> **Task list**:
1) In the forum thread, how many poems does the book hold?
2) Rewrite the forum thread between "Only if you" and "for posting these.", inclusive, with "a good cry" changed to "a few tears".

> **Text**:
-------------------------
Thank you Cat and Merry:

BTW I am working on a novel (not yet published - so don;t call this promotion, but just information), called Look Away Silence based on that poem's premise. 

Edward C. Patterson


----------



## Meredith Sinclair (May 21, 2009)

edwpat said:


> Thank you Cat and Merry:
> 
> BTW I am working on a novel (not yet published - so don;t call this promotion, but just information), called Look Away Silence based on that poem's premise.
> 
> Edward C. Patterson


Well, I don't mind you giving me a heads-up.  I would LOVE to read it, if it is about the two of them. I love a good love story. Even if I end up bawling my eyes out


----------



## Brenda Carroll (May 21, 2009)

Meredith Sinclair said:


> Exactly.


Well, Miss Merry, I see you like bawling your eyes out and your icon is intriguing. That would not be the bawling eye, would it? I hope not!  But I've seriously been trying to figure out what it says. Is that a book? Are you an author(ess)? I don't see a link in your signature. You know what they say (whoever they are) that you can't judge a book by its cover?  I read Edward's poem and I hate, hate, hate crying, but.... oh, well, there was no way getting around it. I'm a creampuff sometimes for sad stories, but I like to do my crying all alone (mainly because I have a rather large honker and they get all confused when I blow my nose and think that its the tornado warning siren or something). *Smeah*.


----------



## Edward C. Patterson (Mar 28, 2009)

Do I need to start a new thread called "Getcha Keenix here!"  

Ed the Thread


----------



## cat616 (Nov 4, 2008)

edwpat said:


> Do I need to start a new thread called "Getcha Keenix here!"
> 
> Ed the Thread


Only if you continue to evoke such deep emotions with your writing.


----------



## Susan in VA (Apr 3, 2009)

I just discovered this thread.  I wasn't really planning to start the day out with a good cry, but...

Thank you for posting these.


----------



## Edward C. Patterson (Mar 28, 2009)

Thank you Susan:

The book itself doesn't get too many takers as poetry is generally a labor of love - so I figured I'd release one poem a week for 180 weeks (there are 180 poems in the book). There's not enough poetry on Kindleboards. On another forum for authors I started "Today is Thursday: That Means Poetry," where all the authors mustor a poem eachThursday. I might start something like that here too - as a separate thread. I thing there are also many readers out there who write poetry and it would give them a chance to, in Jane Austen's words via Mr. Bennett, "exhibit their talents."

Edward C. Patterson


----------



## Susan in VA (Apr 3, 2009)

Like Gertie, I never used to be much of a poetry fan. Just couldn't get into it.

Then within the past couple of years, two things changed that: (and I'm posting them here because maybe they will persuade someone else to give poetry another try)
-------------------------
> **Data excerpts**:
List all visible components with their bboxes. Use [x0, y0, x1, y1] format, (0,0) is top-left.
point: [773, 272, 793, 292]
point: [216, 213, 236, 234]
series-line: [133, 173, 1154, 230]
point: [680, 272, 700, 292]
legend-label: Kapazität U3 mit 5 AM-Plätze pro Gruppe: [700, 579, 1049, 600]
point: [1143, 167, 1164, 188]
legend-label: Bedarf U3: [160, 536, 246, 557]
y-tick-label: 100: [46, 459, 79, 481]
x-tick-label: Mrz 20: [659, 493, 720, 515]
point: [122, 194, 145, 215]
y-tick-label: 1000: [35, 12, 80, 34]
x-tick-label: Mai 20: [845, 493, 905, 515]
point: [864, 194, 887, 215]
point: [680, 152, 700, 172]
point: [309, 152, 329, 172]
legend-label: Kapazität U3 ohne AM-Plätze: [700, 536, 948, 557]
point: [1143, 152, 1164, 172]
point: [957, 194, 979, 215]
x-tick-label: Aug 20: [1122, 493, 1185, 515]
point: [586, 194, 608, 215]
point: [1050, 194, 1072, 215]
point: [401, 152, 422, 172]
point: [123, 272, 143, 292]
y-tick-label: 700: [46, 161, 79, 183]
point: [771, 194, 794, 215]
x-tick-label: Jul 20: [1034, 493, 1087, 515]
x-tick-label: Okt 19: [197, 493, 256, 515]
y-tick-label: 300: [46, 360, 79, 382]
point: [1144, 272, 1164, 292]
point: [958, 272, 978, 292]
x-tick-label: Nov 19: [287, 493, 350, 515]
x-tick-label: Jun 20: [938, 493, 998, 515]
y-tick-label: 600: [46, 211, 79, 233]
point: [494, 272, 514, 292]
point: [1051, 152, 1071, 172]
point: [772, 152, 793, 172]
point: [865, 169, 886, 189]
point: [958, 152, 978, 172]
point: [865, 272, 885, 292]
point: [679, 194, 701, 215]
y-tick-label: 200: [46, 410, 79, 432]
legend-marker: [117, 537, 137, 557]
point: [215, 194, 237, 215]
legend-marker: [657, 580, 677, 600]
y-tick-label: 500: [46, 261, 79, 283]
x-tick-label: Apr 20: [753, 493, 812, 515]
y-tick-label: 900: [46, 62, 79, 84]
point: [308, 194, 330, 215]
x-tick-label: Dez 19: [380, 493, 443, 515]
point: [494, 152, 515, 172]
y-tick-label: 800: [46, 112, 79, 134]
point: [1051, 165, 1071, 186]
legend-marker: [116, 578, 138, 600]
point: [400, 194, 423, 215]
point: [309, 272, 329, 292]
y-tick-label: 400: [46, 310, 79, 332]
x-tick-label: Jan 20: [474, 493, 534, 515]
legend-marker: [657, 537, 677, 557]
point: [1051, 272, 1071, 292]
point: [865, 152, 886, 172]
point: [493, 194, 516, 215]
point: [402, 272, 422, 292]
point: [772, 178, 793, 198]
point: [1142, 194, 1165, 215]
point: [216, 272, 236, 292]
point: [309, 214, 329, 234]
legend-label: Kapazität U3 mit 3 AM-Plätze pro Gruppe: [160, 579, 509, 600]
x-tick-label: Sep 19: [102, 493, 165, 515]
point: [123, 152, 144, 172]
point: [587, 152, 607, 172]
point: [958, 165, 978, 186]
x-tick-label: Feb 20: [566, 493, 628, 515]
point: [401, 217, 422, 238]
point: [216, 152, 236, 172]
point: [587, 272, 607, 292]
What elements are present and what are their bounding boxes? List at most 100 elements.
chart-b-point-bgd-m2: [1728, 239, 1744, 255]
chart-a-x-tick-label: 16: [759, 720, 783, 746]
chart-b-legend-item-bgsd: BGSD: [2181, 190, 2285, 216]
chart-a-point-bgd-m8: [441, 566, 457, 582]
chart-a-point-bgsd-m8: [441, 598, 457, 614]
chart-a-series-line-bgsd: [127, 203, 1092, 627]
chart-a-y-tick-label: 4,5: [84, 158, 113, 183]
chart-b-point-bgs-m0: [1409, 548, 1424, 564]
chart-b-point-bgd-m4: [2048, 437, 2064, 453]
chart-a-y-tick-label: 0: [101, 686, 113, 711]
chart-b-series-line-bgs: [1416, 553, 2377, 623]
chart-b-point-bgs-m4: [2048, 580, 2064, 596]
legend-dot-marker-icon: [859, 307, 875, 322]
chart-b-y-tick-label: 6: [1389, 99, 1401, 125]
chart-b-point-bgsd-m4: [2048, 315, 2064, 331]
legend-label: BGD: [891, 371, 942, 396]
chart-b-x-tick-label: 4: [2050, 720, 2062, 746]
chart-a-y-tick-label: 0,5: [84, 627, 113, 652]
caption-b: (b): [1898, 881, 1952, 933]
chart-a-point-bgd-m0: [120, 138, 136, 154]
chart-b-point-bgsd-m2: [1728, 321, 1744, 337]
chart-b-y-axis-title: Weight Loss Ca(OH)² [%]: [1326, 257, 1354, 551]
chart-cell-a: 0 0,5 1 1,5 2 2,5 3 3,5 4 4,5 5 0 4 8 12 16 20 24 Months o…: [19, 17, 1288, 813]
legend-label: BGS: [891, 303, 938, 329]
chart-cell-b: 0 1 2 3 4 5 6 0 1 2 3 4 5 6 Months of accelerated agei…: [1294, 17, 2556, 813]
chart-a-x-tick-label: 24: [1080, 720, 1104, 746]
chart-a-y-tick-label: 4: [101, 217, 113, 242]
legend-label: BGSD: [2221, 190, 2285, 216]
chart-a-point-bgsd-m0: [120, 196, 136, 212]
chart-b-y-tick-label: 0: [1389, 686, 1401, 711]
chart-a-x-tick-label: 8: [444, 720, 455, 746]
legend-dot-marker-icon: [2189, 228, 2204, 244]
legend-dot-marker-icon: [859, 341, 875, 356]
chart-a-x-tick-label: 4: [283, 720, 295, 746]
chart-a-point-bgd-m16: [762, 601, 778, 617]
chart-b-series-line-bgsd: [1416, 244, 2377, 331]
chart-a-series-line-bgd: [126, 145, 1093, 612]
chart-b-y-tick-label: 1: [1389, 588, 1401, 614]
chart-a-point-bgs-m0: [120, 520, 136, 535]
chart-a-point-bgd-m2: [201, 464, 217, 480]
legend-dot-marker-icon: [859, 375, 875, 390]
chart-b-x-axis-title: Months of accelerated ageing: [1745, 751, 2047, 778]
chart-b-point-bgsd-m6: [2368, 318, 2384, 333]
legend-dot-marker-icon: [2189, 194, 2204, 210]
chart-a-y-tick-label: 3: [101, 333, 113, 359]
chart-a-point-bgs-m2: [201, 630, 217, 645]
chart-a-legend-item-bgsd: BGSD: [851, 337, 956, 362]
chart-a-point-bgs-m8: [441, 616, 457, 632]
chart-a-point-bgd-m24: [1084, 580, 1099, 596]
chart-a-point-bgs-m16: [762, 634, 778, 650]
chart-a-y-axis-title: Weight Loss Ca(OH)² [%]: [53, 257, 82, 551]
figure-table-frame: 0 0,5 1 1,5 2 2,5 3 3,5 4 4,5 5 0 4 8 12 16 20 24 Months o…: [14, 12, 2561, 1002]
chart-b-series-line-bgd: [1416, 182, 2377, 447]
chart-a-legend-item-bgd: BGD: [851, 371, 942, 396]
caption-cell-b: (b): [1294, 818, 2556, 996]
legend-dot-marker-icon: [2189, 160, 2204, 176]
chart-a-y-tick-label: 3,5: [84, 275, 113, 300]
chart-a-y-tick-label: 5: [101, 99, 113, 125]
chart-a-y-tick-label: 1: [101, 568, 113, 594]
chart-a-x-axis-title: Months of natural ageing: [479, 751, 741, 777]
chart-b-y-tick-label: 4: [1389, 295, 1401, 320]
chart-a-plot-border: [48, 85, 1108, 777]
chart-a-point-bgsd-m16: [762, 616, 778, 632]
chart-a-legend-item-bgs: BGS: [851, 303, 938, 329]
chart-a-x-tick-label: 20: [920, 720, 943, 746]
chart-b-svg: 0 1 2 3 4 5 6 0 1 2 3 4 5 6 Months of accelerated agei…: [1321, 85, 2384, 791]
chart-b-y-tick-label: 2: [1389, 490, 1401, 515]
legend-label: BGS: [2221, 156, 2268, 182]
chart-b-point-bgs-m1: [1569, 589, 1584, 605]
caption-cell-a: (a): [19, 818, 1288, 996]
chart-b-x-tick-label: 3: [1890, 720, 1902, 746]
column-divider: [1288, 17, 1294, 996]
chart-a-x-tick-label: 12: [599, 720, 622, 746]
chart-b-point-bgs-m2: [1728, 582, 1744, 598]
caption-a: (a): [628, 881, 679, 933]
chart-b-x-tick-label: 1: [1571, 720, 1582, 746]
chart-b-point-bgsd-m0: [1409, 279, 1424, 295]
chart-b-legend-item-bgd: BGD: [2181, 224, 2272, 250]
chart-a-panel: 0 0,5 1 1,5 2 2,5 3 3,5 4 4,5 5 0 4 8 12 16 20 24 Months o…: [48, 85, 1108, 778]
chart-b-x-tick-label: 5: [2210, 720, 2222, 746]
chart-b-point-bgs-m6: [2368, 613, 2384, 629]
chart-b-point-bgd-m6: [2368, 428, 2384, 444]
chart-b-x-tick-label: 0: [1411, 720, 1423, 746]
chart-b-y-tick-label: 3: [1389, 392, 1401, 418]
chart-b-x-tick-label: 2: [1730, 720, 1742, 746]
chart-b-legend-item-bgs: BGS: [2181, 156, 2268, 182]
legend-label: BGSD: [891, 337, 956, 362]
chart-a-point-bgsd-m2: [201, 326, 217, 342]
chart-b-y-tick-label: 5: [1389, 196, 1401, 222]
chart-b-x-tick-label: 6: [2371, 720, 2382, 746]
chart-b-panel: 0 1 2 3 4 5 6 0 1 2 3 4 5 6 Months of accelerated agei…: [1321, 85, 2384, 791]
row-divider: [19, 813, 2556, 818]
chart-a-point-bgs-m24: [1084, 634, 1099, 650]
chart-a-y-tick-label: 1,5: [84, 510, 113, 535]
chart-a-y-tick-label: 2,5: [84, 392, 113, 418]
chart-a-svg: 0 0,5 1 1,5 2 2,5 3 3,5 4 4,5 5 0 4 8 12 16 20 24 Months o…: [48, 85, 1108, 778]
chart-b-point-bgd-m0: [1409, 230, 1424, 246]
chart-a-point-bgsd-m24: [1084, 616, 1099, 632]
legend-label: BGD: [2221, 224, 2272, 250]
-------------------------
> **Solutions for each task**:
1) 180 poems.

2)
Only if you continue to evoke such deep emotions with your writing.


----------



## Susan in VA (Apr 3, 2009)

I just discovered this thread.  I wasn't really planning to start the day out with a few tears, but...

Thank you for posting these.